> [SET EXERCISE]
Every record must be repeated exactly, with no omission.

****

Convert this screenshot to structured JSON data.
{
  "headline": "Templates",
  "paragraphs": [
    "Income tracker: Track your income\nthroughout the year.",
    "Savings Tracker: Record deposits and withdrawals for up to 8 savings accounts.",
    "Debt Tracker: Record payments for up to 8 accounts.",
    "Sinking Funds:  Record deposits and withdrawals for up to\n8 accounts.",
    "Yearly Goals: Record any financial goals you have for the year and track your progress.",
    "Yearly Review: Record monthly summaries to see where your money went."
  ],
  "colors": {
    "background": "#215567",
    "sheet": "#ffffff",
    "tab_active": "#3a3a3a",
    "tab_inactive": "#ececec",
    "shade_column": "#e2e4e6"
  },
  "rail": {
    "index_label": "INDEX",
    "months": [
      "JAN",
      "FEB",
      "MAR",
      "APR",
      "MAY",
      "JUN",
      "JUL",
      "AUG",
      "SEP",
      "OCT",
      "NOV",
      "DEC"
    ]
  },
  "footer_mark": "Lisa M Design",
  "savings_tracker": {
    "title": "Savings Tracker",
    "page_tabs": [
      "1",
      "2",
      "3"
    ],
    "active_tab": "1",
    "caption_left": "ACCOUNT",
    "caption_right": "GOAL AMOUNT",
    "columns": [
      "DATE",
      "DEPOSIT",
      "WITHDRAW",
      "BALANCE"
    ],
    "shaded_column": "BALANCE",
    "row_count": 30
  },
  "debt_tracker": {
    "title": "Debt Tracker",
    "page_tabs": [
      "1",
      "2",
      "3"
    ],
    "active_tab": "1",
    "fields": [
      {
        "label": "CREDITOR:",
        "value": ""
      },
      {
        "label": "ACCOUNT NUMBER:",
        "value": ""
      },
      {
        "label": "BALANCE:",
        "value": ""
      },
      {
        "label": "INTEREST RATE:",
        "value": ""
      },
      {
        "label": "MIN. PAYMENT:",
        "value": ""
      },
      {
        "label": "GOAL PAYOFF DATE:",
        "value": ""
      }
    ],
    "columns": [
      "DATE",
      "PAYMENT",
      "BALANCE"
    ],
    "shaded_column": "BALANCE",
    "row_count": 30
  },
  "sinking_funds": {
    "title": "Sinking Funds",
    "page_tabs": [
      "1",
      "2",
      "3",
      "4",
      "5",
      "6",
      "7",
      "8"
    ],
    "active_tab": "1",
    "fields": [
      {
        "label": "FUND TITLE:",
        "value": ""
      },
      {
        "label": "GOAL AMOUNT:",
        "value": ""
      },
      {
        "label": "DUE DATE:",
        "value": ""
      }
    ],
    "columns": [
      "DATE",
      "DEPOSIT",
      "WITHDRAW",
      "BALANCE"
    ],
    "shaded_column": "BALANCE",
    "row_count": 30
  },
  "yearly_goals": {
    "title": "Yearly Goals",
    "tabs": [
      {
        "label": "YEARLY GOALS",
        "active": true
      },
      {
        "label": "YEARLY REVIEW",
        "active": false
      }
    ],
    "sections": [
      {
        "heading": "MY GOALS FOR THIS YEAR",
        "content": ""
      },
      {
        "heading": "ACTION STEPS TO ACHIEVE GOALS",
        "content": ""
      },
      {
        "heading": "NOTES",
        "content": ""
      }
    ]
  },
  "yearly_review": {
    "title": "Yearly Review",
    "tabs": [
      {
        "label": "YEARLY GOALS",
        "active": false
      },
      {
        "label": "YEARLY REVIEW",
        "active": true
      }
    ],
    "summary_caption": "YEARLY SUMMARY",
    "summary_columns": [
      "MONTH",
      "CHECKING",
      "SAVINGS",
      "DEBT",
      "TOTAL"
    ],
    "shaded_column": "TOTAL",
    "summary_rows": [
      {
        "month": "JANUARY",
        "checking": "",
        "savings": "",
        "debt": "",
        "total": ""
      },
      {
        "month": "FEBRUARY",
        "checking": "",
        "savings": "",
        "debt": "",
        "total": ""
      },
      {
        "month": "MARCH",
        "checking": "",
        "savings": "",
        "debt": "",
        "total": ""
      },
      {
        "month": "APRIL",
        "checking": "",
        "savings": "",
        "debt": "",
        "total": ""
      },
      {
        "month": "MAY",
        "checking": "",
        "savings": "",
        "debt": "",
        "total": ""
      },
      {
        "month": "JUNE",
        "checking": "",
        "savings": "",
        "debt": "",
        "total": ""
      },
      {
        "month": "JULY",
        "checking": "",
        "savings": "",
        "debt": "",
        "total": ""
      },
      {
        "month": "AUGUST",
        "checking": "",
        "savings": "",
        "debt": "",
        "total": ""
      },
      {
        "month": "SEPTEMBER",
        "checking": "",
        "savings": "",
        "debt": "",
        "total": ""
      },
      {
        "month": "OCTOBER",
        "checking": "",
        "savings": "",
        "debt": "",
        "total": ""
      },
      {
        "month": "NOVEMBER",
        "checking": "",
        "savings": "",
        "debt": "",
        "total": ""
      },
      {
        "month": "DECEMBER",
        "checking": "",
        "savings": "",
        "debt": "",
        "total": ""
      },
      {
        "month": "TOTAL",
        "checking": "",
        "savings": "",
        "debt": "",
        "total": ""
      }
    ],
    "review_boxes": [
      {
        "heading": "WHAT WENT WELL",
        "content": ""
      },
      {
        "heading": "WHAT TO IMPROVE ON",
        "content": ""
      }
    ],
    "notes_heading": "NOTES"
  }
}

****

> [RESULT OF THE TASK]
Convert this screenshot to structured JSON data.
{
  "headline": "Templates",
  "paragraphs": [
    "Income tracker: Track your income\nthroughout the year.",
    "Savings Tracker: Record deposits and withdrawals for up to 8 savings accounts.",
    "Debt Tracker: Record payments for up to 8 accounts.",
    "Sinking Funds:  Record deposits and withdrawals for up to\n8 accounts.",
    "Yearly Goals: Record any financial goals you have for the year and track your progress.",
    "Yearly Review: Record monthly summaries to see where your money went."
  ],
  "colors": {
    "background": "#215567",
    "sheet": "#ffffff",
    "tab_active": "#3a3a3a",
    "tab_inactive": "#ececec",
    "shade_column": "#e2e4e6"
  },
  "rail": {
    "index_label": "INDEX",
    "months": [
      "JAN",
      "FEB",
      "MAR",
      "APR",
      "MAY",
      "JUN",
      "JUL",
      "AUG",
      "SEP",
      "OCT",
      "NOV",
      "DEC"
    ]
  },
  "footer_mark": "Lisa M Design",
  "savings_tracker": {
    "title": "Savings Tracker",
    "page_tabs": [
      "1",
      "2",
      "3"
    ],
    "active_tab": "1",
    "caption_left": "ACCOUNT",
    "caption_right": "GOAL AMOUNT",
    "columns": [
      "DATE",
      "DEPOSIT",
      "WITHDRAW",
      "BALANCE"
    ],
    "shaded_column": "BALANCE",
    "row_count": 30
  },
  "debt_tracker": {
    "title": "Debt Tracker",
    "page_tabs": [
      "1",
      "2",
      "3"
    ],
    "active_tab": "1",
    "fields": [
      {
        "label": "CREDITOR:",
        "value": ""
      },
      {
        "label": "ACCOUNT NUMBER:",
        "value": ""
      },
      {
        "label": "BALANCE:",
        "value": ""
      },
      {
        "label": "INTEREST RATE:",
        "value": ""
      },
      {
        "label": "MIN. PAYMENT:",
        "value": ""
      },
      {
        "label": "GOAL PAYOFF DATE:",
        "value": ""
      }
    ],
    "columns": [
      "DATE",
      "PAYMENT",
      "BALANCE"
    ],
    "shaded_column": "BALANCE",
    "row_count": 30
  },
  "sinking_funds": {
    "title": "Sinking Funds",
    "page_tabs": [
      "1",
      "2",
      "3",
      "4",
      "5",
      "6",
      "7",
      "8"
    ],
    "active_tab": "1",
    "fields": [
      {
        "label": "FUND TITLE:",
        "value": ""
      },
      {
        "label": "GOAL AMOUNT:",
        "value": ""
      },
      {
        "label": "DUE DATE:",
        "value": ""
      }
    ],
    "columns": [
      "DATE",
      "DEPOSIT",
      "WITHDRAW",
      "BALANCE"
    ],
    "shaded_column": "BALANCE",
    "row_count": 30
  },
  "yearly_goals": {
    "title": "Yearly Goals",
    "tabs": [
      {
        "label": "YEARLY GOALS",
        "active": true
      },
      {
        "label": "YEARLY REVIEW",
        "active": false
      }
    ],
    "sections": [
      {
        "heading": "MY GOALS FOR THIS YEAR",
        "content": ""
      },
      {
        "heading": "ACTION STEPS TO ACHIEVE GOALS",
        "content": ""
      },
      {
        "heading": "NOTES",
        "content": ""
      }
    ]
  },
  "yearly_review": {
    "title": "Yearly Review",
    "tabs": [
      {
        "label": "YEARLY GOALS",
        "active": false
      },
      {
        "label": "YEARLY REVIEW",
        "active": true
      }
    ],
    "summary_caption": "YEARLY SUMMARY",
    "summary_columns": [
      "MONTH",
      "CHECKING",
      "SAVINGS",
      "DEBT",
      "TOTAL"
    ],
    "shaded_column": "TOTAL",
    "summary_rows": [
      {
        "month": "JANUARY",
        "checking": "",
        "savings": "",
        "debt": "",
        "total": ""
      },
      {
        "month": "FEBRUARY",
        "checking": "",
        "savings": "",
        "debt": "",
        "total": ""
      },
      {
        "month": "MARCH",
        "checking": "",
        "savings": "",
        "debt": "",
        "total": ""
      },
      {
        "month": "APRIL",
        "checking": "",
        "savings": "",
        "debt": "",
        "total": ""
      },
      {
        "month": "MAY",
        "checking": "",
        "savings": "",
        "debt": "",
        "total": ""
      },
      {
        "month": "JUNE",
        "checking": "",
        "savings": "",
        "debt": "",
        "total": ""
      },
      {
        "month": "JULY",
        "checking": "",
        "savings": "",
        "debt": "",
        "total": ""
      },
      {
        "month": "AUGUST",
        "checking": "",
        "savings": "",
        "debt": "",
        "total": ""
      },
      {
        "month": "SEPTEMBER",
        "checking": "",
        "savings": "",
        "debt": "",
        "total": ""
      },
      {
        "month": "OCTOBER",
        "checking": "",
        "savings": "",
        "debt": "",
        "total": ""
      },
      {
        "month": "NOVEMBER",
        "checking": "",
        "savings": "",
        "debt": "",
        "total": ""
      },
      {
        "month": "DECEMBER",
        "checking": "",
        "savings": "",
        "debt": "",
        "total": ""
      },
      {
        "month": "TOTAL",
        "checking": "",
        "savings": "",
        "debt": "",
        "total": ""
      }
    ],
    "review_boxes": [
      {
        "heading": "WHAT WENT WELL",
        "content": ""
      },
      {
        "heading": "WHAT TO IMPROVE ON",
        "content": ""
      }
    ],
    "notes_heading": "NOTES"
  }
}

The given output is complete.